Rewrite the rows as a numbered list, leaving out any blank lines, from the first row up to and including the row with "close-icon <box>1708 132 1744 168</box>".
....
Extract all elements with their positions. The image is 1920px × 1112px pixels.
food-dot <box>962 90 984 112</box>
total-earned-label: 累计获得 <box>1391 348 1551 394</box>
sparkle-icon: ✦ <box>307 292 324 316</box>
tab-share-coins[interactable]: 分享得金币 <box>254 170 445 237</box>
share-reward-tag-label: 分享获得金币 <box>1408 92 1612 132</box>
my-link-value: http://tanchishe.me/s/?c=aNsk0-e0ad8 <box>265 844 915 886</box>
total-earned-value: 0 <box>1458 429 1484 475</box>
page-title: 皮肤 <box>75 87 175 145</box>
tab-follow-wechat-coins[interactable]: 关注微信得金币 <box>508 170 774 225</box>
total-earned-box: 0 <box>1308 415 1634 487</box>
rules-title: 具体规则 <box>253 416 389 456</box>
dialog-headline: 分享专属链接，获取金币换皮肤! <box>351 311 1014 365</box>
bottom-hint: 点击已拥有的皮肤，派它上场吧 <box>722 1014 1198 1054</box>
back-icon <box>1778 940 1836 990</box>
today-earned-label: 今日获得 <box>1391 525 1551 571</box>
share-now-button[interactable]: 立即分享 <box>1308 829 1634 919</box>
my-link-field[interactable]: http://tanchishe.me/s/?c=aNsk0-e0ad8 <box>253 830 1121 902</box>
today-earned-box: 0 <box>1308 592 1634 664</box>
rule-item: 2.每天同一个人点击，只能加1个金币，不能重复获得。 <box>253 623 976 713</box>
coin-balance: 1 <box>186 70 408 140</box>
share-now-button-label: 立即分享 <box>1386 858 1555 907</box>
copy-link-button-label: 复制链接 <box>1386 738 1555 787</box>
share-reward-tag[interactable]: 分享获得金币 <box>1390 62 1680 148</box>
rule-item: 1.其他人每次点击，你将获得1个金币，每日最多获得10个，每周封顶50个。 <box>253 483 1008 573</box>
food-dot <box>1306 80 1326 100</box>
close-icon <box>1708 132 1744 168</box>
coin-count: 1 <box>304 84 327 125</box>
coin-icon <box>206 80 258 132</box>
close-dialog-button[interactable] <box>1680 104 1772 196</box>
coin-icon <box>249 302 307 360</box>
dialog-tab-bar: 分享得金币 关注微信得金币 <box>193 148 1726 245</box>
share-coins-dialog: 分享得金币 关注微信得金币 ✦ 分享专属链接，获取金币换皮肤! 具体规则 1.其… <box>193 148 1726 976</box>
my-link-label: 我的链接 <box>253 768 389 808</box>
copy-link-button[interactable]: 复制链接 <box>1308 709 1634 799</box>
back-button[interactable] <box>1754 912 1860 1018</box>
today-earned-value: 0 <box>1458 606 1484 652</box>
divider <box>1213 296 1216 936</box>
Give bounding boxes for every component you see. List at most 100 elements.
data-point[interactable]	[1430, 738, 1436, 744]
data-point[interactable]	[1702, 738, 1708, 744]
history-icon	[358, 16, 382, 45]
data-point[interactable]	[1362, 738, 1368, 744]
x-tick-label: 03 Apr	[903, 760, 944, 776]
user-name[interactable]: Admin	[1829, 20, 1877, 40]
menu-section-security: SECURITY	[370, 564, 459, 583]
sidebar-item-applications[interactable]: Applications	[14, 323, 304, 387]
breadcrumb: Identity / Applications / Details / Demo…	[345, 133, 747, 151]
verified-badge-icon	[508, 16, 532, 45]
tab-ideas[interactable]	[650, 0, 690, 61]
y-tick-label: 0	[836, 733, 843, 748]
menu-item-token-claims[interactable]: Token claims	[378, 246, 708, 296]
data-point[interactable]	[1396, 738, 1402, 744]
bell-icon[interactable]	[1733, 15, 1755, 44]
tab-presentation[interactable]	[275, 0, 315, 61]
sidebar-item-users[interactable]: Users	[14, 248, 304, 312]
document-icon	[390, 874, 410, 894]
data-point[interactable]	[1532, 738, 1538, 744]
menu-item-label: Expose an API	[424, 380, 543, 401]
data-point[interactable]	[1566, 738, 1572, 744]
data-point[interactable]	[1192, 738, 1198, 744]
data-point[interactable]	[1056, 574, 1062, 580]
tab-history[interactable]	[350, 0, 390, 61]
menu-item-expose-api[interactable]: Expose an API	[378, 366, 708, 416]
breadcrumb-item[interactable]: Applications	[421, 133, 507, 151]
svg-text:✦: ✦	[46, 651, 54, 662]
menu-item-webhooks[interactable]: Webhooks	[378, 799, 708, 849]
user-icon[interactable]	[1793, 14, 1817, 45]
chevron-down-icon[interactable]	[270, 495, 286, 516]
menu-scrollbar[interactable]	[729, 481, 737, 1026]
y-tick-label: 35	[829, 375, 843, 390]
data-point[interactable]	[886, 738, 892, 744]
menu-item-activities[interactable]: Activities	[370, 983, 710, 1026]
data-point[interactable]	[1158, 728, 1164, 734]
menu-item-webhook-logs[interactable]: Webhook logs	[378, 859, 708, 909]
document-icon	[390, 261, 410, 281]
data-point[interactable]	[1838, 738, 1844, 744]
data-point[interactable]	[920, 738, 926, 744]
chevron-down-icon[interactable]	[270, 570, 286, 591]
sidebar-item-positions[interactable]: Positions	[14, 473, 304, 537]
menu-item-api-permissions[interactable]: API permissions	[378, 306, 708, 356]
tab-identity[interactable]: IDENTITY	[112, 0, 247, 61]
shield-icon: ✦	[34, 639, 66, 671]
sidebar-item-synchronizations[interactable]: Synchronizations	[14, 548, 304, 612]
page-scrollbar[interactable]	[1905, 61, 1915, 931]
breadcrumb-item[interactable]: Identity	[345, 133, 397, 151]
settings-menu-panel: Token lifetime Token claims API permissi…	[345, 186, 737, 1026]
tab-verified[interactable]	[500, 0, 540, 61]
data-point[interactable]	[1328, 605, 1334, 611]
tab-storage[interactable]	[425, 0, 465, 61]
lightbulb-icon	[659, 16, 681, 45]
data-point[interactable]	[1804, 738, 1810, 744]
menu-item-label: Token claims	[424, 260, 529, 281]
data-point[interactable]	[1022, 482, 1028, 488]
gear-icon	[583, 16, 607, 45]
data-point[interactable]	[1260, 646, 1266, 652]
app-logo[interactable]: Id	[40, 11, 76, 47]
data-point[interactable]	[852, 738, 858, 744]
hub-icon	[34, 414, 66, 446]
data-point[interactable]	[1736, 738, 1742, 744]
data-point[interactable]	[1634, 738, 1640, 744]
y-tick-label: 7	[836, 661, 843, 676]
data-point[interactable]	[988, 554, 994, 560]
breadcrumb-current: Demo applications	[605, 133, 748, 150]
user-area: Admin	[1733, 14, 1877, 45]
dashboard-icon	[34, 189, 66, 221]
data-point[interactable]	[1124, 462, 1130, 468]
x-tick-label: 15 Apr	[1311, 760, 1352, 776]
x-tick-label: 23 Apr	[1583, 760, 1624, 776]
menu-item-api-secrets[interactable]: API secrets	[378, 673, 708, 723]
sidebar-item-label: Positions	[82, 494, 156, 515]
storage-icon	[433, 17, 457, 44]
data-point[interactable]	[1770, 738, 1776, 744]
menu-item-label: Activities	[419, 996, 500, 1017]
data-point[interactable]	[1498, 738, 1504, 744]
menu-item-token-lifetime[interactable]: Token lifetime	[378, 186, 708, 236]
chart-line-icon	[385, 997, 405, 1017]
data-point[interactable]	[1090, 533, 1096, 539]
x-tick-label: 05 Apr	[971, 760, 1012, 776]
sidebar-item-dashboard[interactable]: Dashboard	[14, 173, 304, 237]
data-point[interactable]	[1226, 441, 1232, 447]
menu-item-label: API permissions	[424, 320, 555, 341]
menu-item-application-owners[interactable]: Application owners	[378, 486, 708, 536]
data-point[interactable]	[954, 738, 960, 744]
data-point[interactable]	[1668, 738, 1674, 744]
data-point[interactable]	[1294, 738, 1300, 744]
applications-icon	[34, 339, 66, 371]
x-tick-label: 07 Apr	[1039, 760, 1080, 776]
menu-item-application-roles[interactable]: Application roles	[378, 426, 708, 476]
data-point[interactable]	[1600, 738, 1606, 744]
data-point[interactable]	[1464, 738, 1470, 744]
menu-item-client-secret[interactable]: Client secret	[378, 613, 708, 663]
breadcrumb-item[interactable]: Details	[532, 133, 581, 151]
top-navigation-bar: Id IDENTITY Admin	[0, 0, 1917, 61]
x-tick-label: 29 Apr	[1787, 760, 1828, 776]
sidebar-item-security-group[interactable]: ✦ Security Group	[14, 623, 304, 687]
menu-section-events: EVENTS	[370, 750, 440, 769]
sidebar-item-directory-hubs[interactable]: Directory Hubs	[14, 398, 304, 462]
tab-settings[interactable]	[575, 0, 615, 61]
....
**Answer to this problem**
1. Extract all elements with their positions. The image is 1920px × 1112px pixels.
2. food-dot <box>962 90 984 112</box>
3. total-earned-label: 累计获得 <box>1391 348 1551 394</box>
4. sparkle-icon: ✦ <box>307 292 324 316</box>
5. tab-share-coins[interactable]: 分享得金币 <box>254 170 445 237</box>
6. share-reward-tag-label: 分享获得金币 <box>1408 92 1612 132</box>
7. my-link-value: http://tanchishe.me/s/?c=aNsk0-e0ad8 <box>265 844 915 886</box>
8. total-earned-value: 0 <box>1458 429 1484 475</box>
9. page-title: 皮肤 <box>75 87 175 145</box>
10. tab-follow-wechat-coins[interactable]: 关注微信得金币 <box>508 170 774 225</box>
11. total-earned-box: 0 <box>1308 415 1634 487</box>
12. rules-title: 具体规则 <box>253 416 389 456</box>
13. dialog-headline: 分享专属链接，获取金币换皮肤! <box>351 311 1014 365</box>
14. bottom-hint: 点击已拥有的皮肤，派它上场吧 <box>722 1014 1198 1054</box>
15. back-icon <box>1778 940 1836 990</box>
16. today-earned-label: 今日获得 <box>1391 525 1551 571</box>
17. share-now-button[interactable]: 立即分享 <box>1308 829 1634 919</box>
18. my-link-field[interactable]: http://tanchishe.me/s/?c=aNsk0-e0ad8 <box>253 830 1121 902</box>
19. today-earned-box: 0 <box>1308 592 1634 664</box>
20. rule-item: 2.每天同一个人点击，只能加1个金币，不能重复获得。 <box>253 623 976 713</box>
21. coin-balance: 1 <box>186 70 408 140</box>
22. share-now-button-label: 立即分享 <box>1386 858 1555 907</box>
23. copy-link-button-label: 复制链接 <box>1386 738 1555 787</box>
24. share-reward-tag[interactable]: 分享获得金币 <box>1390 62 1680 148</box>
25. rule-item: 1.其他人每次点击，你将获得1个金币，每日最多获得10个，每周封顶50个。 <box>253 483 1008 573</box>
26. food-dot <box>1306 80 1326 100</box>
27. close-icon <box>1708 132 1744 168</box>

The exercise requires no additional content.